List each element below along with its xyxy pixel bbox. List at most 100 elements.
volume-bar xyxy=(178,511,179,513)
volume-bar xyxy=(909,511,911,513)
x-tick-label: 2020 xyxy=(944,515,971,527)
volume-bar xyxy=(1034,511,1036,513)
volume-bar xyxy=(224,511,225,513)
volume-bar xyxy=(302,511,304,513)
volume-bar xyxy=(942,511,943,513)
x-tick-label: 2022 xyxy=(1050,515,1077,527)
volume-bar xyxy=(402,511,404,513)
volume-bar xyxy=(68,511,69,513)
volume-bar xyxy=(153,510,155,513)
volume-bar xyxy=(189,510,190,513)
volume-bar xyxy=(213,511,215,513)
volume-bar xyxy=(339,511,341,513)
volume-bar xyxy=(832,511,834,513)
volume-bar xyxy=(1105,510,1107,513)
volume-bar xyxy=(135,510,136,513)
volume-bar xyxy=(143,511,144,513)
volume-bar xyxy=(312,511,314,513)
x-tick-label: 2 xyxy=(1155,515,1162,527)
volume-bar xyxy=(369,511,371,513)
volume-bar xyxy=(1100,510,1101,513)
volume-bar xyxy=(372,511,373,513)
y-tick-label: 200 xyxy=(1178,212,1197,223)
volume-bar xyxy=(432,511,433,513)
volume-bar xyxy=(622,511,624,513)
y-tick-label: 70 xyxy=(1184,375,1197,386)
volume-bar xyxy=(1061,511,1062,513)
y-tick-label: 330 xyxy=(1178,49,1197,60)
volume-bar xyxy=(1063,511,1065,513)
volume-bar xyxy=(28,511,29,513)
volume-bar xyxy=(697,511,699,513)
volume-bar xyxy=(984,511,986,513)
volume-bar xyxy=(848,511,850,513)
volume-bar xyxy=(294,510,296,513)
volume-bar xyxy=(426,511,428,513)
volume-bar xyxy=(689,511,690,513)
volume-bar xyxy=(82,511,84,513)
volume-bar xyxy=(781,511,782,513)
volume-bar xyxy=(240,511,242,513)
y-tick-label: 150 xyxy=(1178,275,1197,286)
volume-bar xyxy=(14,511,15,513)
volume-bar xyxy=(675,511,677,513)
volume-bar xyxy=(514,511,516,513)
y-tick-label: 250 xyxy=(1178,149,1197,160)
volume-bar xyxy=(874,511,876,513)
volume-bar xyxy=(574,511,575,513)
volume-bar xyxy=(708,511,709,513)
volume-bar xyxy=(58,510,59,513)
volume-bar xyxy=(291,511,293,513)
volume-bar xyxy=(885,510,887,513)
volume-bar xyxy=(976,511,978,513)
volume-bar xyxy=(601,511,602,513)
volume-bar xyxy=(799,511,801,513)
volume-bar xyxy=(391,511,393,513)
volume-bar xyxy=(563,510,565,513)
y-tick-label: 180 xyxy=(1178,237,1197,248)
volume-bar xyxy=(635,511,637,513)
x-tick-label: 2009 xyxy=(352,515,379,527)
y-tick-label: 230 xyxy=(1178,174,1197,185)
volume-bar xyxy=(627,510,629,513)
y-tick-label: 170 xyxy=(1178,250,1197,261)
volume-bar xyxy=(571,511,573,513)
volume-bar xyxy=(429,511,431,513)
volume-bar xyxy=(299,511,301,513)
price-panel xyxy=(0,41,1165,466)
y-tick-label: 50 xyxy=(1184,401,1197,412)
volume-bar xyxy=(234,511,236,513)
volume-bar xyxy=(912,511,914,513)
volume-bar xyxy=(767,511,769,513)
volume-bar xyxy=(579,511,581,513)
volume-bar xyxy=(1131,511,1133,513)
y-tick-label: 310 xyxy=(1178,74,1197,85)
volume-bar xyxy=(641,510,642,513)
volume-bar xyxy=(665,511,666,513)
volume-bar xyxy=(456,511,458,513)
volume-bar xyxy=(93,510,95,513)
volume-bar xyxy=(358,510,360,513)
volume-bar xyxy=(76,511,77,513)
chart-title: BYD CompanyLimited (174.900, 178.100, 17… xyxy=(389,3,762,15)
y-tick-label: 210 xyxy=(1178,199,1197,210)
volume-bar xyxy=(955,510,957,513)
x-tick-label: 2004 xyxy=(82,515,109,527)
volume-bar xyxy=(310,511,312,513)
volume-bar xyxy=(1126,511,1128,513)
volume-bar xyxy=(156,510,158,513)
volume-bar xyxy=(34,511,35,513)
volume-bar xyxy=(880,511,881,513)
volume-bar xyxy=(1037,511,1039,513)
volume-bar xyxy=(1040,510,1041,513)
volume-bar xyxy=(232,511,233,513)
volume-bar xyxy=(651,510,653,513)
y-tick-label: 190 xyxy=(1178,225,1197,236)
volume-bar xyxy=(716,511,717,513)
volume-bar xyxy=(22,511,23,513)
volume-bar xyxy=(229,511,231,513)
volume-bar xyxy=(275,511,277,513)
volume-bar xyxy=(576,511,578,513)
- - - - - - -
ARBEITSAUFTRAG: Gib sämtliche Datensätze oben Zeile für Zeile unverändert wieder.

LÖSUNG:
List each element below along with its xyxy pixel bbox. List at most 100 elements.
volume-bar xyxy=(178,511,179,513)
volume-bar xyxy=(909,511,911,513)
x-tick-label: 2020 xyxy=(944,515,971,527)
volume-bar xyxy=(1034,511,1036,513)
volume-bar xyxy=(224,511,225,513)
volume-bar xyxy=(302,511,304,513)
volume-bar xyxy=(942,511,943,513)
x-tick-label: 2022 xyxy=(1050,515,1077,527)
volume-bar xyxy=(402,511,404,513)
volume-bar xyxy=(68,511,69,513)
volume-bar xyxy=(153,510,155,513)
volume-bar xyxy=(189,510,190,513)
volume-bar xyxy=(213,511,215,513)
volume-bar xyxy=(339,511,341,513)
volume-bar xyxy=(832,511,834,513)
volume-bar xyxy=(1105,510,1107,513)
volume-bar xyxy=(135,510,136,513)
volume-bar xyxy=(143,511,144,513)
volume-bar xyxy=(312,511,314,513)
x-tick-label: 2 xyxy=(1155,515,1162,527)
volume-bar xyxy=(369,511,371,513)
volume-bar xyxy=(1100,510,1101,513)
volume-bar xyxy=(372,511,373,513)
y-tick-label: 200 xyxy=(1178,212,1197,223)
volume-bar xyxy=(432,511,433,513)
volume-bar xyxy=(622,511,624,513)
y-tick-label: 70 xyxy=(1184,375,1197,386)
volume-bar xyxy=(1061,511,1062,513)
y-tick-label: 330 xyxy=(1178,49,1197,60)
volume-bar xyxy=(1063,511,1065,513)
volume-bar xyxy=(28,511,29,513)
volume-bar xyxy=(697,511,699,513)
volume-bar xyxy=(984,511,986,513)
volume-bar xyxy=(848,511,850,513)
volume-bar xyxy=(294,510,296,513)
volume-bar xyxy=(426,511,428,513)
volume-bar xyxy=(689,511,690,513)
volume-bar xyxy=(82,511,84,513)
volume-bar xyxy=(781,511,782,513)
volume-bar xyxy=(240,511,242,513)
y-tick-label: 150 xyxy=(1178,275,1197,286)
volume-bar xyxy=(14,511,15,513)
volume-bar xyxy=(675,511,677,513)
volume-bar xyxy=(514,511,516,513)
y-tick-label: 250 xyxy=(1178,149,1197,160)
volume-bar xyxy=(874,511,876,513)
volume-bar xyxy=(574,511,575,513)
volume-bar xyxy=(708,511,709,513)
volume-bar xyxy=(58,510,59,513)
volume-bar xyxy=(291,511,293,513)
volume-bar xyxy=(885,510,887,513)
volume-bar xyxy=(976,511,978,513)
volume-bar xyxy=(601,511,602,513)
volume-bar xyxy=(799,511,801,513)
volume-bar xyxy=(391,511,393,513)
volume-bar xyxy=(563,510,565,513)
y-tick-label: 180 xyxy=(1178,237,1197,248)
volume-bar xyxy=(635,511,637,513)
x-tick-label: 2009 xyxy=(352,515,379,527)
y-tick-label: 230 xyxy=(1178,174,1197,185)
volume-bar xyxy=(627,510,629,513)
y-tick-label: 170 xyxy=(1178,250,1197,261)
volume-bar xyxy=(571,511,573,513)
volume-bar xyxy=(429,511,431,513)
volume-bar xyxy=(299,511,301,513)
price-panel xyxy=(0,41,1165,466)
y-tick-label: 50 xyxy=(1184,401,1197,412)
volume-bar xyxy=(234,511,236,513)
volume-bar xyxy=(912,511,914,513)
volume-bar xyxy=(767,511,769,513)
volume-bar xyxy=(579,511,581,513)
volume-bar xyxy=(1131,511,1133,513)
y-tick-label: 310 xyxy=(1178,74,1197,85)
volume-bar xyxy=(641,510,642,513)
volume-bar xyxy=(665,511,666,513)
volume-bar xyxy=(456,511,458,513)
volume-bar xyxy=(93,510,95,513)
volume-bar xyxy=(358,510,360,513)
volume-bar xyxy=(76,511,77,513)
chart-title: BYD CompanyLimited (174.900, 178.100, 17… xyxy=(389,3,762,15)
y-tick-label: 210 xyxy=(1178,199,1197,210)
volume-bar xyxy=(955,510,957,513)
x-tick-label: 2004 xyxy=(82,515,109,527)
volume-bar xyxy=(310,511,312,513)
volume-bar xyxy=(1126,511,1128,513)
volume-bar xyxy=(156,510,158,513)
volume-bar xyxy=(34,511,35,513)
volume-bar xyxy=(880,511,881,513)
volume-bar xyxy=(1037,511,1039,513)
volume-bar xyxy=(1040,510,1041,513)
volume-bar xyxy=(232,511,233,513)
volume-bar xyxy=(651,510,653,513)
y-tick-label: 190 xyxy=(1178,225,1197,236)
volume-bar xyxy=(716,511,717,513)
volume-bar xyxy=(22,511,23,513)
volume-bar xyxy=(229,511,231,513)
volume-bar xyxy=(275,511,277,513)
volume-bar xyxy=(576,511,578,513)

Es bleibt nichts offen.